» **Written exercise**: Work through the data and report how many lines include the string "teal", giving the number alone.

━━━━━━━━━━━━━━━━

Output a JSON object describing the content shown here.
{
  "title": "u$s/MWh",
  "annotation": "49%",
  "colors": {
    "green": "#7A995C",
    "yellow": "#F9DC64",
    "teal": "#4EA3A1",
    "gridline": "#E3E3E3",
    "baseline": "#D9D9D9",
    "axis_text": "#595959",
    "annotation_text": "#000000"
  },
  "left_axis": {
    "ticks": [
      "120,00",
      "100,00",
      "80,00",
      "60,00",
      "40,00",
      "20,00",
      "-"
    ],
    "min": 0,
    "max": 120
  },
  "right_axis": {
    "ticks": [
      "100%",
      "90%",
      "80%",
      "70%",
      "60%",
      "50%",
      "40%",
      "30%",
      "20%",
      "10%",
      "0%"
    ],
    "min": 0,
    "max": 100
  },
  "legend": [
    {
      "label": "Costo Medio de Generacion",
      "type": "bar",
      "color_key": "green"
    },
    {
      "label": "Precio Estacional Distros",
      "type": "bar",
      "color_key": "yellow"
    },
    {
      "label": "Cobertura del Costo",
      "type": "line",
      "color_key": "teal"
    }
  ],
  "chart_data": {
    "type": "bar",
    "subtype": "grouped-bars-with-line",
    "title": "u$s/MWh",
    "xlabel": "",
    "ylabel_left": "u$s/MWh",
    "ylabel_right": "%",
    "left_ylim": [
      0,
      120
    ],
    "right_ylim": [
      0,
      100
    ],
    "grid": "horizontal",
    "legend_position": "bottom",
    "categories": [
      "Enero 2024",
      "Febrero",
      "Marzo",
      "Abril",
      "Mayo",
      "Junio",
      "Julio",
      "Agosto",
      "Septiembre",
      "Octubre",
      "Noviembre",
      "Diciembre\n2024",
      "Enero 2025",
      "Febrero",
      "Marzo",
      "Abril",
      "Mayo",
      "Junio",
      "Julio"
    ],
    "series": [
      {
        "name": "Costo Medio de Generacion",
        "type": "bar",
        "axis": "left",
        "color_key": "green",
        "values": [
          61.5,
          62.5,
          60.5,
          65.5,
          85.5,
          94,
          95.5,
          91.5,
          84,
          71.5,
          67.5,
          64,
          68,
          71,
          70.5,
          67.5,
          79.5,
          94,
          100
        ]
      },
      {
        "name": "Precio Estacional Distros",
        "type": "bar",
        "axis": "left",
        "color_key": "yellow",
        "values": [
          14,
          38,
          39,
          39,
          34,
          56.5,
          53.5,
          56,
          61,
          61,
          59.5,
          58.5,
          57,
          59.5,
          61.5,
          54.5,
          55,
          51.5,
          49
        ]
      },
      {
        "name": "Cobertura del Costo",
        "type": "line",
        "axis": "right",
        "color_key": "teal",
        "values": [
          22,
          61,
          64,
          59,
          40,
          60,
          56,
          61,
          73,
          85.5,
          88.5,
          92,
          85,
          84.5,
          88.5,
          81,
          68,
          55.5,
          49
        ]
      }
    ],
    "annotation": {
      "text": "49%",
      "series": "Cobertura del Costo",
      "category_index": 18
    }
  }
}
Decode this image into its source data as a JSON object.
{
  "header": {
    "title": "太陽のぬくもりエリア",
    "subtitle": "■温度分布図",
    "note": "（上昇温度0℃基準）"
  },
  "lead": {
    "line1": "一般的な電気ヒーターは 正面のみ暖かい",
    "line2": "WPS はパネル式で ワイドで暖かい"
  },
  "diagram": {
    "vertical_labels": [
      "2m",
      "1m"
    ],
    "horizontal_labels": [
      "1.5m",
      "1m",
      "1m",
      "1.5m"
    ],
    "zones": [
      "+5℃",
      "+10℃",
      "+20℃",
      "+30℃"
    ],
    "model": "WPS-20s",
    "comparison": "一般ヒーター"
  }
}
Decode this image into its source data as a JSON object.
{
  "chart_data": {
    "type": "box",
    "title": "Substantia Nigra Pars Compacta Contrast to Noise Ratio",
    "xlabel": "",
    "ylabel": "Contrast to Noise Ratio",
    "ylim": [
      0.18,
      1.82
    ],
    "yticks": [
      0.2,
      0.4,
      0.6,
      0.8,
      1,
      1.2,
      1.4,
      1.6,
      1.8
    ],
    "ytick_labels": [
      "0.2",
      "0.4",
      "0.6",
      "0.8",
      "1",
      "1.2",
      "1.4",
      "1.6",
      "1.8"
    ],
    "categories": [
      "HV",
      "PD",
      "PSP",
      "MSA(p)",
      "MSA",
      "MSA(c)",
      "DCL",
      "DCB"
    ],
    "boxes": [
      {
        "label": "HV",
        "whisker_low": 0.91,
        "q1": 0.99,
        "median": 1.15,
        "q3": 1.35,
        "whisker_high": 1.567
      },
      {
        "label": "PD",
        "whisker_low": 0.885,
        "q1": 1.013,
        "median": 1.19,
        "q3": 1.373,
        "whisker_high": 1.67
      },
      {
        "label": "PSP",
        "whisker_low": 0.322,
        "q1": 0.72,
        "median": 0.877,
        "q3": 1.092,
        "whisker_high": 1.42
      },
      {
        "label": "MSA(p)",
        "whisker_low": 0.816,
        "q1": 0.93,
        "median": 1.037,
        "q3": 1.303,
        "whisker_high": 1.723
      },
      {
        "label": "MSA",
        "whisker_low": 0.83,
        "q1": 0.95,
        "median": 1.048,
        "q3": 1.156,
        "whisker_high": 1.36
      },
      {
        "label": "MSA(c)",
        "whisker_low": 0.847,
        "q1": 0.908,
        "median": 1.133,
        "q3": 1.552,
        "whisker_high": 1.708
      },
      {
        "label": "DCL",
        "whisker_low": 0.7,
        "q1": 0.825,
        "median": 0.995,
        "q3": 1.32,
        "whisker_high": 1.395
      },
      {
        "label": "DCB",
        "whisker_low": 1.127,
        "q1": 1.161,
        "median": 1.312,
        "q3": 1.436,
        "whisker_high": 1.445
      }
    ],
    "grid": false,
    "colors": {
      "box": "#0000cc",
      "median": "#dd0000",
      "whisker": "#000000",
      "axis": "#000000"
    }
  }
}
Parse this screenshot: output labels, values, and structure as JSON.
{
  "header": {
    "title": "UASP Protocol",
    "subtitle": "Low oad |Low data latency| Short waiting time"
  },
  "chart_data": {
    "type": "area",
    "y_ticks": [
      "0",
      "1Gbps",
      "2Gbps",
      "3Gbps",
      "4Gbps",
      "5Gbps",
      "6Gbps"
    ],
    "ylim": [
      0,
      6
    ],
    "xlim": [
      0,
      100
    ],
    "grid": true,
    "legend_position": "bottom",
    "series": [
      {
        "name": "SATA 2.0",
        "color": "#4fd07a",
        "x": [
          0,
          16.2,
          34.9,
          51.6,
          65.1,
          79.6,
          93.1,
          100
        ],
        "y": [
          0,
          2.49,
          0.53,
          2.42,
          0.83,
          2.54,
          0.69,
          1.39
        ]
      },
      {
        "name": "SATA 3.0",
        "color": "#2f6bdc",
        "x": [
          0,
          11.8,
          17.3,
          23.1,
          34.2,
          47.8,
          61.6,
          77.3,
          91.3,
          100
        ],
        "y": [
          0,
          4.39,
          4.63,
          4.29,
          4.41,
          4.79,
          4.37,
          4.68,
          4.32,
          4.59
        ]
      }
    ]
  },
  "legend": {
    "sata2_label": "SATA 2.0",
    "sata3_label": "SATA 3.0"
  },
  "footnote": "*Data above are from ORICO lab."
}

━━━━━━━━━━━━━━━━

» **Task solution**: 3